Request:
Repeat the entries that follow verbatim, without any of their pictures.

-- START OF Source data --

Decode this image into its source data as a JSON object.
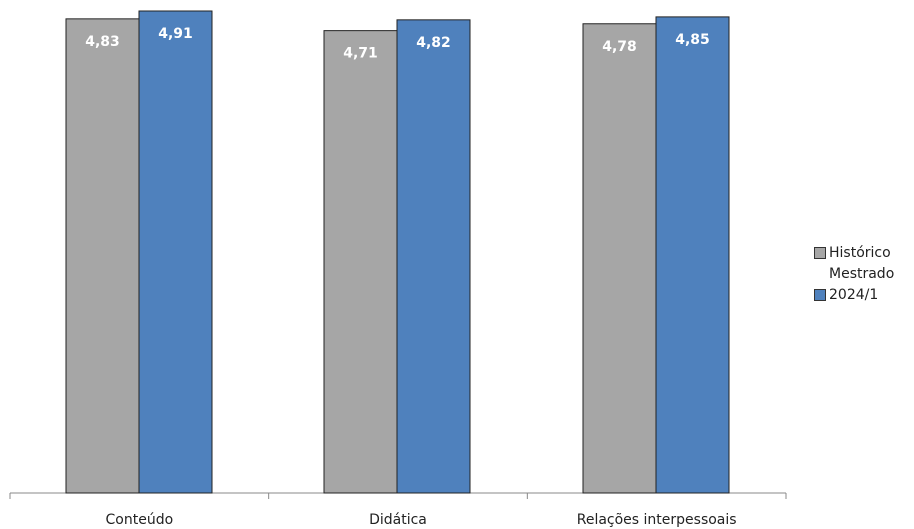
{
  "chart_data": {
    "type": "bar",
    "categories": [
      "Conteúdo",
      "Didática",
      "Relações interpessoais"
    ],
    "series": [
      {
        "name": "Histórico Mestrado",
        "color": "#a6a6a6",
        "values": [
          4.83,
          4.71,
          4.78
        ],
        "labels": [
          "4,83",
          "4,71",
          "4,78"
        ]
      },
      {
        "name": "2024/1",
        "color": "#4f81bd",
        "values": [
          4.91,
          4.82,
          4.85
        ],
        "labels": [
          "4,91",
          "4,82",
          "4,85"
        ]
      }
    ],
    "title": "",
    "xlabel": "",
    "ylabel": "",
    "ylim": [
      0,
      5
    ],
    "grid": false,
    "legend": "right"
  }
}
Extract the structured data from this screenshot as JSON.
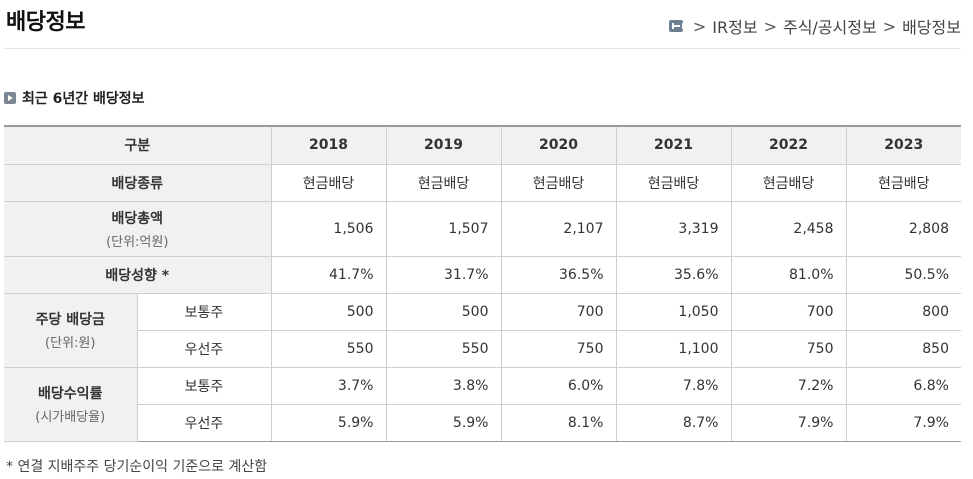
{
  "page": {
    "title": "배당정보",
    "breadcrumb": [
      "IR정보",
      "주식/공시정보",
      "배당정보"
    ],
    "breadcrumb_separator": ">"
  },
  "section": {
    "heading": "최근 6년간 배당정보"
  },
  "table": {
    "header_label": "구분",
    "years": [
      "2018",
      "2019",
      "2020",
      "2021",
      "2022",
      "2023"
    ],
    "type_row": {
      "label": "배당종류",
      "values": [
        "현금배당",
        "현금배당",
        "현금배당",
        "현금배당",
        "현금배당",
        "현금배당"
      ]
    },
    "total_row": {
      "label": "배당총액",
      "unit": "(단위:억원)",
      "values": [
        "1,506",
        "1,507",
        "2,107",
        "3,319",
        "2,458",
        "2,808"
      ]
    },
    "payout_row": {
      "label": "배당성향 *",
      "values": [
        "41.7%",
        "31.7%",
        "36.5%",
        "35.6%",
        "81.0%",
        "50.5%"
      ]
    },
    "dps": {
      "label": "주당 배당금",
      "unit": "(단위:원)",
      "common": {
        "label": "보통주",
        "values": [
          "500",
          "500",
          "700",
          "1,050",
          "700",
          "800"
        ]
      },
      "preferred": {
        "label": "우선주",
        "values": [
          "550",
          "550",
          "750",
          "1,100",
          "750",
          "850"
        ]
      }
    },
    "yield": {
      "label": "배당수익률",
      "unit": "(시가배당율)",
      "common": {
        "label": "보통주",
        "values": [
          "3.7%",
          "3.8%",
          "6.0%",
          "7.8%",
          "7.2%",
          "6.8%"
        ]
      },
      "preferred": {
        "label": "우선주",
        "values": [
          "5.9%",
          "5.9%",
          "8.1%",
          "8.7%",
          "7.9%",
          "7.9%"
        ]
      }
    }
  },
  "footnote": "* 연결 지배주주 당기순이익 기준으로 계산함",
  "colors": {
    "header_bg": "#f1f1f1",
    "border": "#cfcfcf",
    "accent_icon": "#7c8794"
  },
  "icons": {
    "home": "home-icon",
    "bullet": "play-icon"
  }
}
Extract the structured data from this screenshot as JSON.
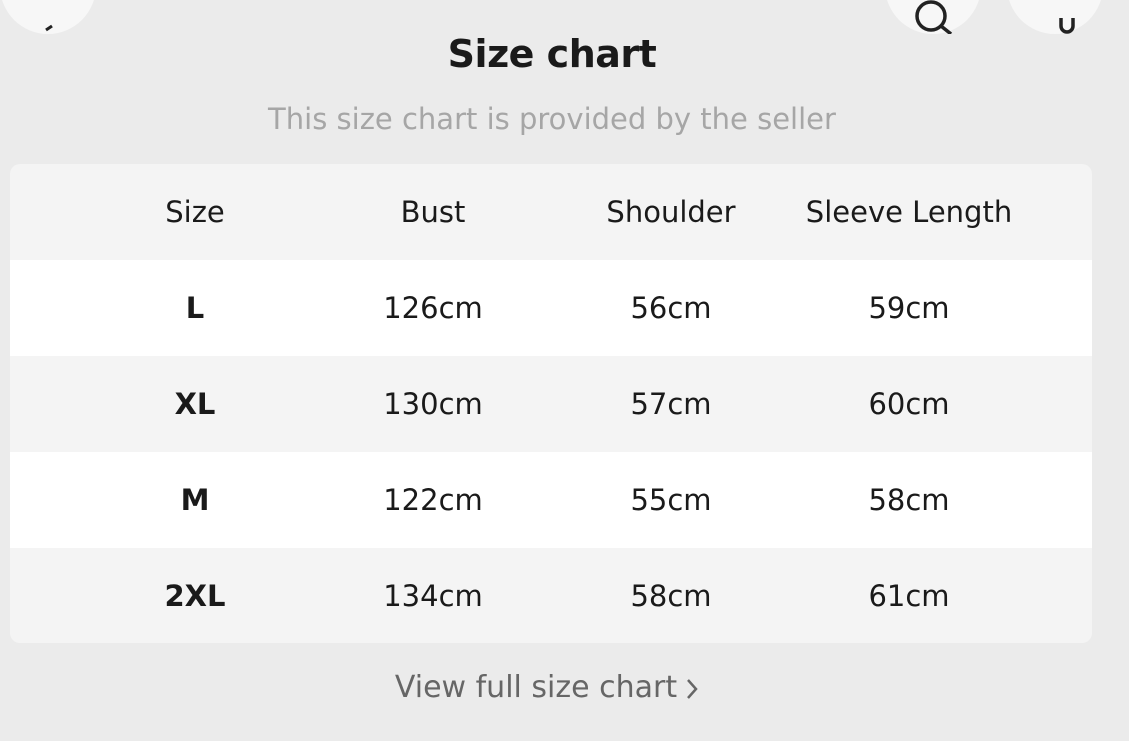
{
  "header": {
    "title": "Size chart",
    "subtitle": "This size chart is provided by the seller"
  },
  "top_icons": [
    "back-icon",
    "search-icon",
    "bag-icon"
  ],
  "table": {
    "columns": [
      "Size",
      "Bust",
      "Shoulder",
      "Sleeve Length"
    ],
    "rows": [
      [
        "L",
        "126cm",
        "56cm",
        "59cm"
      ],
      [
        "XL",
        "130cm",
        "57cm",
        "60cm"
      ],
      [
        "M",
        "122cm",
        "55cm",
        "58cm"
      ],
      [
        "2XL",
        "134cm",
        "58cm",
        "61cm"
      ]
    ]
  },
  "footer": {
    "link": "View full size chart"
  }
}
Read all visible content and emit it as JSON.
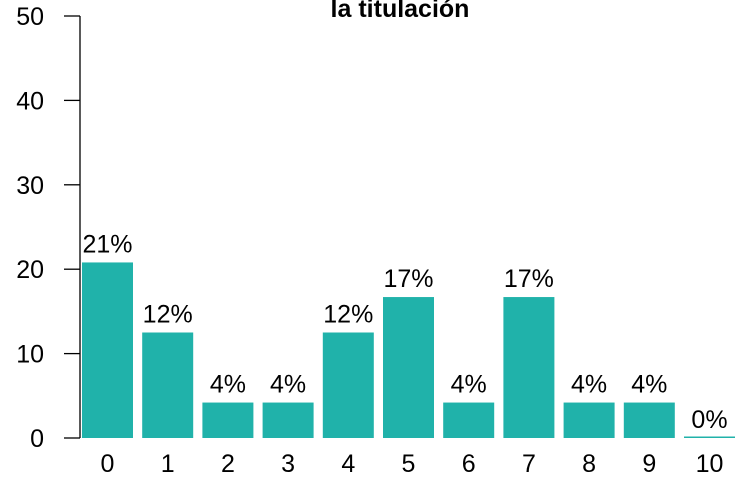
{
  "chart_data": {
    "type": "bar",
    "title": "la titulación",
    "categories": [
      "0",
      "1",
      "2",
      "3",
      "4",
      "5",
      "6",
      "7",
      "8",
      "9",
      "10"
    ],
    "values": [
      20.8,
      12.5,
      4.2,
      4.2,
      12.5,
      16.7,
      4.2,
      16.7,
      4.2,
      4.2,
      0
    ],
    "data_labels": [
      "21%",
      "12%",
      "4%",
      "4%",
      "12%",
      "17%",
      "4%",
      "17%",
      "4%",
      "4%",
      "0%"
    ],
    "y_ticks": [
      "0",
      "10",
      "20",
      "30",
      "40",
      "50"
    ],
    "xlabel": "",
    "ylabel": "",
    "ylim": [
      0,
      50
    ],
    "bar_color": "#20B2AA",
    "grid": false,
    "legend": "none"
  }
}
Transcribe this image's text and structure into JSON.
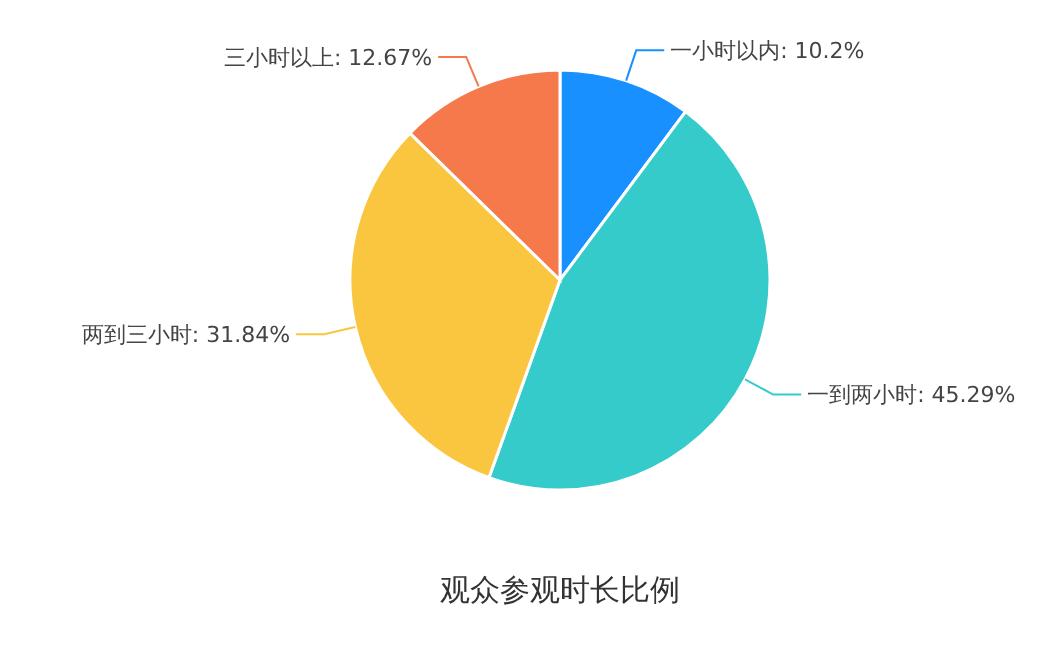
{
  "chart_data": {
    "type": "pie",
    "title": "观众参观时长比例",
    "categories": [
      "一小时以内",
      "一到两小时",
      "两到三小时",
      "三小时以上"
    ],
    "values": [
      10.2,
      45.29,
      31.84,
      12.67
    ],
    "value_labels": [
      "10.2%",
      "45.29%",
      "31.84%",
      "12.67%"
    ],
    "colors": [
      "#1890ff",
      "#36cbcb",
      "#fbc63f",
      "#f5794a"
    ],
    "legend": false
  }
}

-- END OF Source data --

Answer to the problem:
Decode this image into its source data as a JSON object.
{
  "chart_data": {
    "type": "bar",
    "categories": [
      "Conteúdo",
      "Didática",
      "Relações interpessoais"
    ],
    "series": [
      {
        "name": "Histórico Mestrado",
        "color": "#a6a6a6",
        "values": [
          4.83,
          4.71,
          4.78
        ],
        "labels": [
          "4,83",
          "4,71",
          "4,78"
        ]
      },
      {
        "name": "2024/1",
        "color": "#4f81bd",
        "values": [
          4.91,
          4.82,
          4.85
        ],
        "labels": [
          "4,91",
          "4,82",
          "4,85"
        ]
      }
    ],
    "title": "",
    "xlabel": "",
    "ylabel": "",
    "ylim": [
      0,
      5
    ],
    "grid": false,
    "legend": "right"
  }
}
Extract the structured data from this screenshot as JSON.
{
  "page": {
    "title": "배당정보",
    "breadcrumb": [
      "IR정보",
      "주식/공시정보",
      "배당정보"
    ],
    "breadcrumb_separator": ">"
  },
  "section": {
    "heading": "최근 6년간 배당정보"
  },
  "table": {
    "header_label": "구분",
    "years": [
      "2018",
      "2019",
      "2020",
      "2021",
      "2022",
      "2023"
    ],
    "type_row": {
      "label": "배당종류",
      "values": [
        "현금배당",
        "현금배당",
        "현금배당",
        "현금배당",
        "현금배당",
        "현금배당"
      ]
    },
    "total_row": {
      "label": "배당총액",
      "unit": "(단위:억원)",
      "values": [
        "1,506",
        "1,507",
        "2,107",
        "3,319",
        "2,458",
        "2,808"
      ]
    },
    "payout_row": {
      "label": "배당성향 *",
      "values": [
        "41.7%",
        "31.7%",
        "36.5%",
        "35.6%",
        "81.0%",
        "50.5%"
      ]
    },
    "dps": {
      "label": "주당 배당금",
      "unit": "(단위:원)",
      "common": {
        "label": "보통주",
        "values": [
          "500",
          "500",
          "700",
          "1,050",
          "700",
          "800"
        ]
      },
      "preferred": {
        "label": "우선주",
        "values": [
          "550",
          "550",
          "750",
          "1,100",
          "750",
          "850"
        ]
      }
    },
    "yield": {
      "label": "배당수익률",
      "unit": "(시가배당율)",
      "common": {
        "label": "보통주",
        "values": [
          "3.7%",
          "3.8%",
          "6.0%",
          "7.8%",
          "7.2%",
          "6.8%"
        ]
      },
      "preferred": {
        "label": "우선주",
        "values": [
          "5.9%",
          "5.9%",
          "8.1%",
          "8.7%",
          "7.9%",
          "7.9%"
        ]
      }
    }
  },
  "footnote": "* 연결 지배주주 당기순이익 기준으로 계산함",
  "colors": {
    "header_bg": "#f1f1f1",
    "border": "#cfcfcf",
    "accent_icon": "#7c8794"
  },
  "icons": {
    "home": "home-icon",
    "bullet": "play-icon"
  }
}
Extract the structured data from this screenshot as JSON.
{
  "header": {
    "title": "Size chart",
    "subtitle": "This size chart is provided by the seller"
  },
  "top_icons": [
    "back-icon",
    "search-icon",
    "bag-icon"
  ],
  "table": {
    "columns": [
      "Size",
      "Bust",
      "Shoulder",
      "Sleeve Length"
    ],
    "rows": [
      [
        "L",
        "126cm",
        "56cm",
        "59cm"
      ],
      [
        "XL",
        "130cm",
        "57cm",
        "60cm"
      ],
      [
        "M",
        "122cm",
        "55cm",
        "58cm"
      ],
      [
        "2XL",
        "134cm",
        "58cm",
        "61cm"
      ]
    ]
  },
  "footer": {
    "link": "View full size chart"
  }
}
Read all visible content and emit it as JSON.
{
  "chart_data": {
    "type": "bar",
    "title": "la titulación",
    "categories": [
      "0",
      "1",
      "2",
      "3",
      "4",
      "5",
      "6",
      "7",
      "8",
      "9",
      "10"
    ],
    "values": [
      20.8,
      12.5,
      4.2,
      4.2,
      12.5,
      16.7,
      4.2,
      16.7,
      4.2,
      4.2,
      0
    ],
    "data_labels": [
      "21%",
      "12%",
      "4%",
      "4%",
      "12%",
      "17%",
      "4%",
      "17%",
      "4%",
      "4%",
      "0%"
    ],
    "y_ticks": [
      "0",
      "10",
      "20",
      "30",
      "40",
      "50"
    ],
    "xlabel": "",
    "ylabel": "",
    "ylim": [
      0,
      50
    ],
    "bar_color": "#20B2AA",
    "grid": false,
    "legend": "none"
  }
}
Transcribe this image's text and structure into JSON.
{
  "chart_data": {
    "type": "pie",
    "title": "观众参观时长比例",
    "categories": [
      "一小时以内",
      "一到两小时",
      "两到三小时",
      "三小时以上"
    ],
    "values": [
      10.2,
      45.29,
      31.84,
      12.67
    ],
    "value_labels": [
      "10.2%",
      "45.29%",
      "31.84%",
      "12.67%"
    ],
    "colors": [
      "#1890ff",
      "#36cbcb",
      "#fbc63f",
      "#f5794a"
    ],
    "legend": false
  }
}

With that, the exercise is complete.